**Written task:**
Gather every line below that contains the string "的平面展开图", with case counting toward a match.

A block of data:

((

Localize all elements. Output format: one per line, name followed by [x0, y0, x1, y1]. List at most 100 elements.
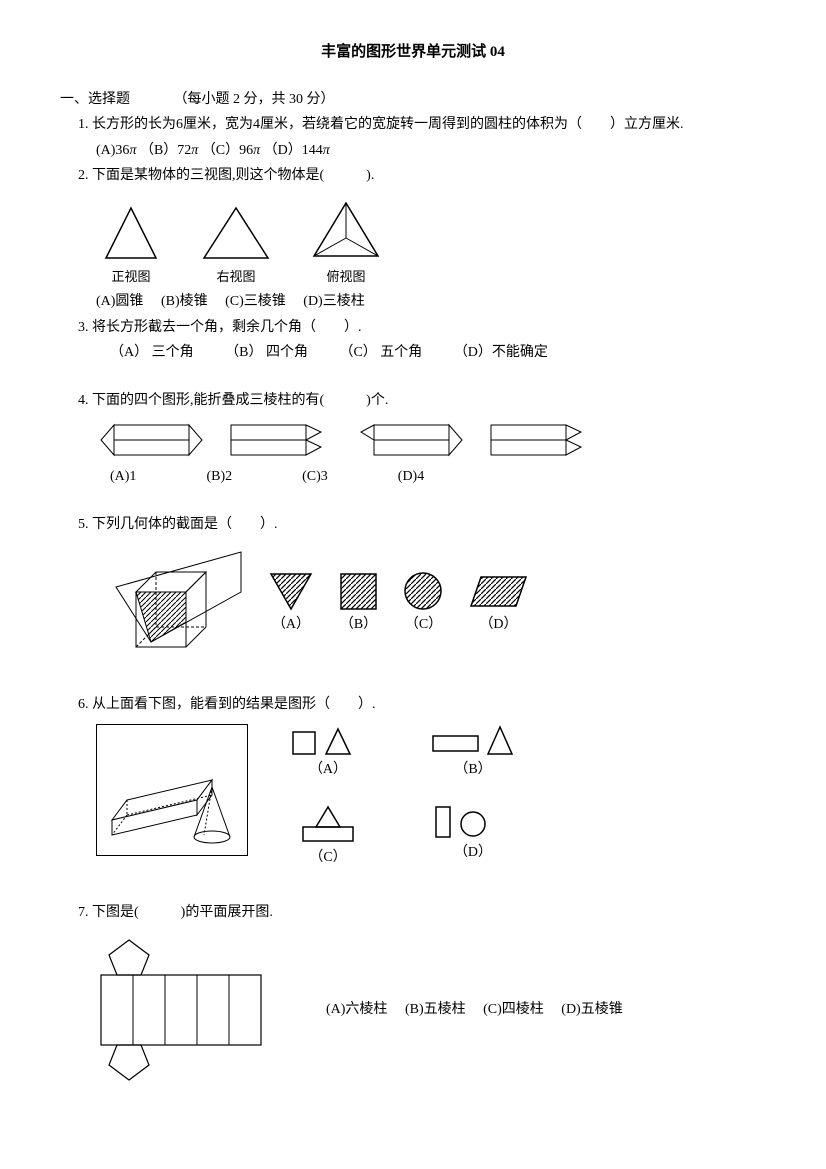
net-shape-1	[96, 420, 206, 460]
topview-a	[288, 724, 358, 759]
view1-label: 正视图	[96, 267, 166, 288]
q2-optD: (D)三棱柱	[303, 294, 364, 309]
q-text: 下面的四个图形,能折叠成三棱柱的有( )个.	[92, 393, 388, 408]
q5-optC-label: （C）	[401, 614, 446, 636]
pentagonal-prism-net	[96, 935, 266, 1085]
question-2: 2. 下面是某物体的三视图,则这个物体是( ).	[78, 165, 766, 187]
triangle-icon	[196, 203, 276, 263]
pi: π	[129, 143, 136, 158]
triangle-icon	[96, 203, 166, 263]
q4-figures	[96, 420, 766, 460]
pi: π	[191, 143, 198, 158]
q5-optD-fig: （D）	[466, 569, 531, 636]
question-4: 4. 下面的四个图形,能折叠成三棱柱的有( )个.	[78, 390, 766, 412]
q6-row: （A） （B） （C） （D）	[96, 724, 766, 869]
section-scoring: （每小题 2 分，共 30 分）	[174, 92, 335, 107]
q5-optB-fig: （B）	[336, 569, 381, 636]
q2-view2: 右视图	[196, 203, 276, 288]
q-num: 5.	[78, 517, 89, 532]
shape-triangle-hatched	[266, 569, 316, 614]
q1-optD: （D）144	[264, 143, 323, 158]
pi: π	[323, 143, 330, 158]
q3-optC: （C） 五个角	[339, 345, 422, 360]
q-text: 从上面看下图，能看到的结果是图形（ ）.	[92, 697, 376, 712]
page-title: 丰富的图形世界单元测试 04	[60, 40, 766, 64]
q-num: 1.	[78, 117, 89, 132]
q5-row: （A） （B） （C） （D）	[96, 542, 766, 662]
q6-optB-label: （B）	[428, 759, 518, 781]
q3-options: （A） 三个角 （B） 四个角 （C） 五个角 （D）不能确定	[110, 342, 766, 364]
net-shape-2	[226, 420, 336, 460]
net-shape-4	[486, 420, 596, 460]
q-text: 下列几何体的截面是（ ）.	[92, 517, 278, 532]
section-heading: 一、选择题 （每小题 2 分，共 30 分）	[60, 89, 766, 111]
question-7: 7. 下图是( )的平面展开图.	[78, 902, 766, 924]
q6-optA-label: （A）	[288, 759, 368, 781]
q7-optD: (D)五棱锥	[561, 1002, 622, 1017]
q4-options: (A)1 (B)2 (C)3 (D)4	[110, 466, 766, 488]
q1-optB: （B）72	[140, 143, 191, 158]
q-text: 长方形的长为6厘米，宽为4厘米，若绕着它的宽旋转一周得到的圆柱的体积为（ ）立方…	[92, 117, 684, 132]
q-num: 2.	[78, 168, 89, 183]
q5-options: （A） （B） （C） （D）	[266, 569, 531, 636]
question-6: 6. 从上面看下图，能看到的结果是图形（ ）.	[78, 694, 766, 716]
q3-optA: （A） 三个角	[110, 345, 194, 360]
q6-optC: （C）	[288, 802, 368, 869]
q2-optA: (A)圆锥	[96, 294, 143, 309]
q-num: 3.	[78, 320, 89, 335]
q7-optB: (B)五棱柱	[405, 1002, 466, 1017]
q6-optD: （D）	[428, 802, 518, 869]
shape-circle-hatched	[401, 569, 446, 614]
q-text: 下面是某物体的三视图,则这个物体是( ).	[92, 168, 374, 183]
q6-optC-label: （C）	[288, 847, 368, 869]
q5-optD-label: （D）	[466, 614, 531, 636]
topview-b	[428, 724, 518, 759]
question-5: 5. 下列几何体的截面是（ ）.	[78, 514, 766, 536]
topview-c	[288, 802, 368, 847]
q4-optB: (B)2	[206, 466, 232, 488]
q-num: 6.	[78, 697, 89, 712]
q2-view3: 俯视图	[306, 198, 386, 288]
q-num: 7.	[78, 905, 89, 920]
q-text: 下图是( )的平面展开图.	[92, 905, 273, 920]
q2-options: (A)圆锥 (B)棱锥 (C)三棱锥 (D)三棱柱	[96, 291, 766, 313]
q6-optA: （A）	[288, 724, 368, 781]
triangle-inner-icon	[306, 198, 386, 263]
q-num: 4.	[78, 393, 89, 408]
q1-optC: （C）96	[202, 143, 253, 158]
shape-parallelogram-hatched	[466, 569, 531, 614]
view2-label: 右视图	[196, 267, 276, 288]
q6-optD-label: （D）	[428, 842, 518, 864]
q6-options: （A） （B） （C） （D）	[288, 724, 518, 869]
q1-options: (A)36π （B）72π （C）96π （D）144π	[96, 140, 766, 162]
cross-section-solid	[96, 542, 246, 662]
q6-solid	[96, 724, 248, 856]
q2-optB: (B)棱锥	[161, 294, 208, 309]
topview-d	[428, 802, 498, 842]
q2-view1: 正视图	[96, 203, 166, 288]
q2-optC: (C)三棱锥	[225, 294, 286, 309]
q5-optB-label: （B）	[336, 614, 381, 636]
q7-optC: (C)四棱柱	[483, 1002, 544, 1017]
shape-square-hatched	[336, 569, 381, 614]
q7-row: (A)六棱柱 (B)五棱柱 (C)四棱柱 (D)五棱锥	[96, 935, 766, 1085]
pi: π	[253, 143, 260, 158]
q2-views: 正视图 右视图 俯视图	[96, 198, 766, 288]
question-1: 1. 长方形的长为6厘米，宽为4厘米，若绕着它的宽旋转一周得到的圆柱的体积为（ …	[78, 114, 766, 136]
q1-optA: (A)36	[96, 143, 129, 158]
q3-optB: （B） 四个角	[225, 345, 308, 360]
section-label: 一、选择题	[60, 92, 130, 107]
q7-options: (A)六棱柱 (B)五棱柱 (C)四棱柱 (D)五棱锥	[326, 999, 623, 1021]
q4-optC: (C)3	[302, 466, 328, 488]
q7-optA: (A)六棱柱	[326, 1002, 387, 1017]
q4-optA: (A)1	[110, 466, 136, 488]
q3-optD: （D）不能确定	[454, 345, 548, 360]
q5-optA-label: （A）	[266, 614, 316, 636]
q5-optC-fig: （C）	[401, 569, 446, 636]
view3-label: 俯视图	[306, 267, 386, 288]
q6-optB: （B）	[428, 724, 518, 781]
q-text: 将长方形截去一个角，剩余几个角（ ）.	[92, 320, 362, 335]
q5-optA-fig: （A）	[266, 569, 316, 636]
q4-optD: (D)4	[398, 466, 424, 488]
net-shape-3	[356, 420, 466, 460]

))

**Task answer:**
question-7: 7. 下图是( )的平面展开图.	[78, 902, 766, 924]
q-text: 下图是( )的平面展开图.	[92, 905, 273, 920]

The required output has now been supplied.